• _THE RECORDS_:
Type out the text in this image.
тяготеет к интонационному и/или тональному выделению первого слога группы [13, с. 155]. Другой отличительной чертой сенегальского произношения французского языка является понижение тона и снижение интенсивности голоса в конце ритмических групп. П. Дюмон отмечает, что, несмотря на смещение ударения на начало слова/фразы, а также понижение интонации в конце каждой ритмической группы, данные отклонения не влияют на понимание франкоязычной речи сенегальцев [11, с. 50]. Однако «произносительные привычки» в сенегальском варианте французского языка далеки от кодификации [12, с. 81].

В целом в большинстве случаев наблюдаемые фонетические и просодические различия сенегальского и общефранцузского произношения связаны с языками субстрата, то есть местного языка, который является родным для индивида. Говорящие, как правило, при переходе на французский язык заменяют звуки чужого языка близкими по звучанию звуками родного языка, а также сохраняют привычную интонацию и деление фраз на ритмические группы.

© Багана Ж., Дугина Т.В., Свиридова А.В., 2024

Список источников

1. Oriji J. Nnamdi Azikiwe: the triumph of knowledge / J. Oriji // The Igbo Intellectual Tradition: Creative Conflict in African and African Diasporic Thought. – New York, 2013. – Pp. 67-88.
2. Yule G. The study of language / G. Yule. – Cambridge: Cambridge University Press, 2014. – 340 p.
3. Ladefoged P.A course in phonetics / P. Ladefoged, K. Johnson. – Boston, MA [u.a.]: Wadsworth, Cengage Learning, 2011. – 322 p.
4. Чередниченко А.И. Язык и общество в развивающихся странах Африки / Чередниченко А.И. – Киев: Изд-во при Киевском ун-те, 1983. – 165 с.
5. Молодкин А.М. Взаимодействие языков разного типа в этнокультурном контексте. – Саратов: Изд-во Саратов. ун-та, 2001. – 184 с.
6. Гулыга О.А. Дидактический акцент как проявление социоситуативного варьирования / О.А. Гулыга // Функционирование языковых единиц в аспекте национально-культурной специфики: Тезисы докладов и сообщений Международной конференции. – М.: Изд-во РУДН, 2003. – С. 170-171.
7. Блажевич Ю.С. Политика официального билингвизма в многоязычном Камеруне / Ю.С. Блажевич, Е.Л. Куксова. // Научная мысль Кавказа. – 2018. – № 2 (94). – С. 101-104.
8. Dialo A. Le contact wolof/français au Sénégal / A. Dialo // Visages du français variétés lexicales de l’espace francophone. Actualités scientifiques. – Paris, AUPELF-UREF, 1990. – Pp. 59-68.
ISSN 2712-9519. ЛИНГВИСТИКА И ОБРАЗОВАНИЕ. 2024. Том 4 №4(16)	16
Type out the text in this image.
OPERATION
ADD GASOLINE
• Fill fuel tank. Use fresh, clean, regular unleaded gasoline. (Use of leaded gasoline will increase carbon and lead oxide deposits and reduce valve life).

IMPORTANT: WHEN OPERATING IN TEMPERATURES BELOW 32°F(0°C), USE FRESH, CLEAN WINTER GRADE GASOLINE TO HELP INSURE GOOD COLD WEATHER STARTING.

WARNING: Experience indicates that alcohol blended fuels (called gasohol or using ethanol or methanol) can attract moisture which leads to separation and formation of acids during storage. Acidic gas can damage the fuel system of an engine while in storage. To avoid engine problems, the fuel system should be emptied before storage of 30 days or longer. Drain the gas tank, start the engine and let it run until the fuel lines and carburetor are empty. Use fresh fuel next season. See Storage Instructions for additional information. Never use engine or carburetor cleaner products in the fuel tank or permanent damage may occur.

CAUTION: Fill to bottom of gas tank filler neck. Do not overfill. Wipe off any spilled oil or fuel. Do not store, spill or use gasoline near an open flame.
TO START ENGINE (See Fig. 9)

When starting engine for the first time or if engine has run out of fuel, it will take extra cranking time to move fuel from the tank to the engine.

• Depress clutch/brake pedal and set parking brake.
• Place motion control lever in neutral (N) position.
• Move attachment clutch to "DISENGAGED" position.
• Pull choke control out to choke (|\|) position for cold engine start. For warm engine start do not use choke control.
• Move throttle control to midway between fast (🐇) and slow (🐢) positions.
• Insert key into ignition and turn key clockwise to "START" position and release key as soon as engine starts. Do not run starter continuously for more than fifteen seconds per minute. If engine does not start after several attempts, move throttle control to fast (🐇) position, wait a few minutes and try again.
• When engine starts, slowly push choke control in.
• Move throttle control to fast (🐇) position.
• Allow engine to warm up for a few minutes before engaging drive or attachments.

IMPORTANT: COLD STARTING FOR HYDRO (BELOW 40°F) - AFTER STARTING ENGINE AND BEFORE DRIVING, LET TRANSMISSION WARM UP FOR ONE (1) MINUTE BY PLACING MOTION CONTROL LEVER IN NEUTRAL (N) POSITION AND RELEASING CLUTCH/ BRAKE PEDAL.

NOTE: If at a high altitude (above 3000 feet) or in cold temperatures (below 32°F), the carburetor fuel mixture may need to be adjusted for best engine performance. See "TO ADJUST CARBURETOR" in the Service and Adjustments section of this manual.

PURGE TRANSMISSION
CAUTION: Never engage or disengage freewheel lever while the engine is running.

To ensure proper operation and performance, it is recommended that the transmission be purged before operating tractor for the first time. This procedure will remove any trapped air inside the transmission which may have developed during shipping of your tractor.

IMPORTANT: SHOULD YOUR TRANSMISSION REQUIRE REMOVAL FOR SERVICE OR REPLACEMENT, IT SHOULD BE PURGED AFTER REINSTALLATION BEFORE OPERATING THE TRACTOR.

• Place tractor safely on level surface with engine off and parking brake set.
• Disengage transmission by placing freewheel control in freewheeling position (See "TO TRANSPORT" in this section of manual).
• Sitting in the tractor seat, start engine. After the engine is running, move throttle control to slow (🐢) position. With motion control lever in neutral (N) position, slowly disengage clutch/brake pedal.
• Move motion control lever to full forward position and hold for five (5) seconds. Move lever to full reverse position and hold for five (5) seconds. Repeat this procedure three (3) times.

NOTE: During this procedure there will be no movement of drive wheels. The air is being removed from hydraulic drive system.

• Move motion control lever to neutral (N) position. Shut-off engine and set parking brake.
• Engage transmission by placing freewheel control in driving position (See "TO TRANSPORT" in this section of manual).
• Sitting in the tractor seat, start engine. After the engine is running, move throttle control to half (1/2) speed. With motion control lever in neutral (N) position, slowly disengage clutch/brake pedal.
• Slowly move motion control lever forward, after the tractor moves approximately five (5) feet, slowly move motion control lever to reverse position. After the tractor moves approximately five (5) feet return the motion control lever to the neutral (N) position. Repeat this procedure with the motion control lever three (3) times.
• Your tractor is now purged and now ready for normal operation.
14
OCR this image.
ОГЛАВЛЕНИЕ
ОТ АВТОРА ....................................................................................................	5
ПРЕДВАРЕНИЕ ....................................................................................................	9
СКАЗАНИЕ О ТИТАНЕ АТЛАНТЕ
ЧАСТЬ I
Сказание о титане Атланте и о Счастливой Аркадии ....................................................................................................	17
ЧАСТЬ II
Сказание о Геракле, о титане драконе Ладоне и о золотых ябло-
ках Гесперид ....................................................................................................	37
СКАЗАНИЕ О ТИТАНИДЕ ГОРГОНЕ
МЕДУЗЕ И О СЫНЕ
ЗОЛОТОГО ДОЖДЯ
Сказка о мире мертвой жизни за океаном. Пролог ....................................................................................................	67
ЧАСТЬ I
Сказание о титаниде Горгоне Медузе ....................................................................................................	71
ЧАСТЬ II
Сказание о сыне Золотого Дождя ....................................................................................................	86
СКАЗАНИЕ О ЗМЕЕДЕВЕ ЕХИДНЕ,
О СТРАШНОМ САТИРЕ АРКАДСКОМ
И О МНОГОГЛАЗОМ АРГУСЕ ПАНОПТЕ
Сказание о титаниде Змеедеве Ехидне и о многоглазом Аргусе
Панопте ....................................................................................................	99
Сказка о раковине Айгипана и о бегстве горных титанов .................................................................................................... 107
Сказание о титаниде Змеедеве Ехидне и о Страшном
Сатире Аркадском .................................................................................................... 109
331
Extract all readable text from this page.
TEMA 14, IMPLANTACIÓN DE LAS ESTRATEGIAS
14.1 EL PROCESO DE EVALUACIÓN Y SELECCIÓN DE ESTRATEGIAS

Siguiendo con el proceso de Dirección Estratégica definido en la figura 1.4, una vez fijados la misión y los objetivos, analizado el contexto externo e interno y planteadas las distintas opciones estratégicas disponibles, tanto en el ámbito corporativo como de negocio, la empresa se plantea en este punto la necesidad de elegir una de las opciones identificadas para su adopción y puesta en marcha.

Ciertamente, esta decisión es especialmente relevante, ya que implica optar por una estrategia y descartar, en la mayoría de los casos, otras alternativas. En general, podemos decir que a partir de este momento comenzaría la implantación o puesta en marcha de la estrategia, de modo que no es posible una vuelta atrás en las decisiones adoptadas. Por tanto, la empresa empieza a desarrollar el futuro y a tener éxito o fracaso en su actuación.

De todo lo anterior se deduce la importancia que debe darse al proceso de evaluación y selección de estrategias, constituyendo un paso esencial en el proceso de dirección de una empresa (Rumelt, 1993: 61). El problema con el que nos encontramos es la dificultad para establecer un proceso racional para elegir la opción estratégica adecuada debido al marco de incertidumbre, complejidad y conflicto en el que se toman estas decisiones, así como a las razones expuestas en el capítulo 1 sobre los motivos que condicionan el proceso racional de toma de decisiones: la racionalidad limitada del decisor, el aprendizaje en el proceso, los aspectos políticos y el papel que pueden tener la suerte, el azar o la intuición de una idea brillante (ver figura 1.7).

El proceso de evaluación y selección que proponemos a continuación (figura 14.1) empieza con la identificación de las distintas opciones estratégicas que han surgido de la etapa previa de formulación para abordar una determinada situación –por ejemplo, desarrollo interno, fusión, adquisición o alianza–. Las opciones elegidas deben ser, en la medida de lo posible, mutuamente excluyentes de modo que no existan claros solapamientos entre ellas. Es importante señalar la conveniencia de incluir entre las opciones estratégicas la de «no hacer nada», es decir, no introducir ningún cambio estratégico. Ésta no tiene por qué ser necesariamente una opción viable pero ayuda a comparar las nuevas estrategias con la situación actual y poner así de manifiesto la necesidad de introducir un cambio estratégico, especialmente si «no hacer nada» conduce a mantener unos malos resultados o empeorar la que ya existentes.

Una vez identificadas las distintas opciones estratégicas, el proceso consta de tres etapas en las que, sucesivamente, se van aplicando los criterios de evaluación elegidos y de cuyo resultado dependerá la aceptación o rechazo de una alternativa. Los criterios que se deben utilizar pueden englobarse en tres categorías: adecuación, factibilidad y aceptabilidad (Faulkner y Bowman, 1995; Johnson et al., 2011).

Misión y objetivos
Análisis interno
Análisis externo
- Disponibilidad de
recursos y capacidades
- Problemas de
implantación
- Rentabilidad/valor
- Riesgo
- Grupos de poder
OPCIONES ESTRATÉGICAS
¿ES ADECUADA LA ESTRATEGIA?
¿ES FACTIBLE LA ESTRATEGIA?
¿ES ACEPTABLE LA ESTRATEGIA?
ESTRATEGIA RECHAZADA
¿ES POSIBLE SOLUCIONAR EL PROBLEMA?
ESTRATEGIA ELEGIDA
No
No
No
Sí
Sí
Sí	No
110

• _SET TASK_:
Say the number of lines in the records above that include the string "tank", and no more.

• _RESPONSE TO THIS TASK_:
4